**WHAT THIS TASK INVOLVES**. Extract the records in full, leaving every picture out.

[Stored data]
•••••
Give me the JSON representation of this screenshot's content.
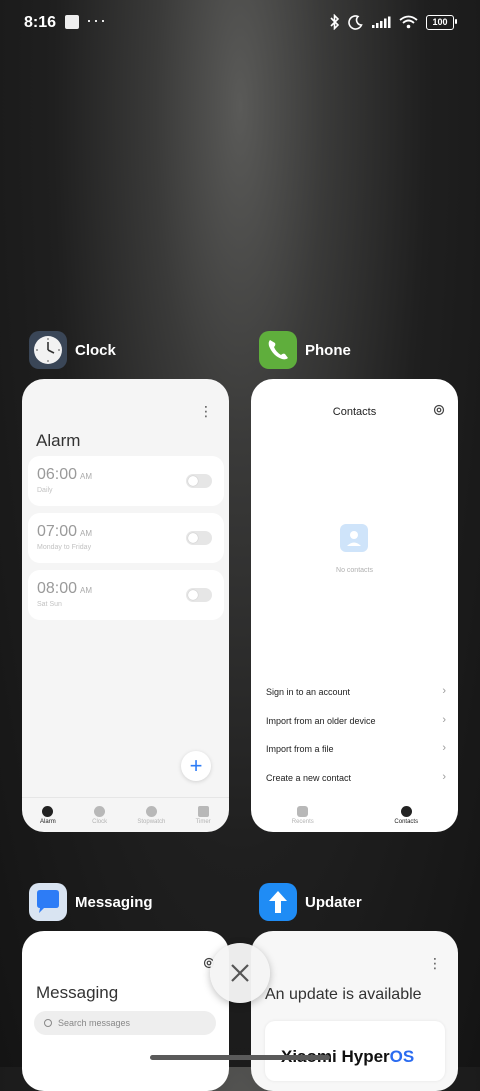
{
  "status": {
    "time": "8:16",
    "battery": "100"
  },
  "apps": [
    {
      "name": "Clock",
      "title": "Alarm",
      "alarms": [
        {
          "time": "06:00",
          "ampm": "AM",
          "sub": "Daily"
        },
        {
          "time": "07:00",
          "ampm": "AM",
          "sub": "Monday to Friday"
        },
        {
          "time": "08:00",
          "ampm": "AM",
          "sub": "Sat Sun"
        }
      ],
      "add": "+",
      "nav": [
        "Alarm",
        "Clock",
        "Stopwatch",
        "Timer"
      ]
    },
    {
      "name": "Phone",
      "title": "Contacts",
      "empty": "No contacts",
      "actions": [
        "Sign in to an account",
        "Import from an older device",
        "Import from a file",
        "Create a new contact"
      ],
      "nav": [
        "Recents",
        "Contacts"
      ]
    },
    {
      "name": "Messaging",
      "title": "Messaging",
      "search_placeholder": "Search messages"
    },
    {
      "name": "Updater",
      "title": "An update is available",
      "logo_left": "Xiaomi Hyper",
      "logo_right": "OS"
    }
  ],
  "colors": {
    "accent": "#2d7cf6",
    "hyperos_blue": "#2b6cf0"
  }
}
•••••
**SOLUTION FOR THIS EXERCISE**.
Give me the JSON representation of this screenshot's content.
{
  "status": {
    "time": "8:16",
    "battery": "100"
  },
  "apps": [
    {
      "name": "Clock",
      "title": "Alarm",
      "alarms": [
        {
          "time": "06:00",
          "ampm": "AM",
          "sub": "Daily"
        },
        {
          "time": "07:00",
          "ampm": "AM",
          "sub": "Monday to Friday"
        },
        {
          "time": "08:00",
          "ampm": "AM",
          "sub": "Sat Sun"
        }
      ],
      "add": "+",
      "nav": [
        "Alarm",
        "Clock",
        "Stopwatch",
        "Timer"
      ]
    },
    {
      "name": "Phone",
      "title": "Contacts",
      "empty": "No contacts",
      "actions": [
        "Sign in to an account",
        "Import from an older device",
        "Import from a file",
        "Create a new contact"
      ],
      "nav": [
        "Recents",
        "Contacts"
      ]
    },
    {
      "name": "Messaging",
      "title": "Messaging",
      "search_placeholder": "Search messages"
    },
    {
      "name": "Updater",
      "title": "An update is available",
      "logo_left": "Xiaomi Hyper",
      "logo_right": "OS"
    }
  ],
  "colors": {
    "accent": "#2d7cf6",
    "hyperos_blue": "#2b6cf0"
  }
}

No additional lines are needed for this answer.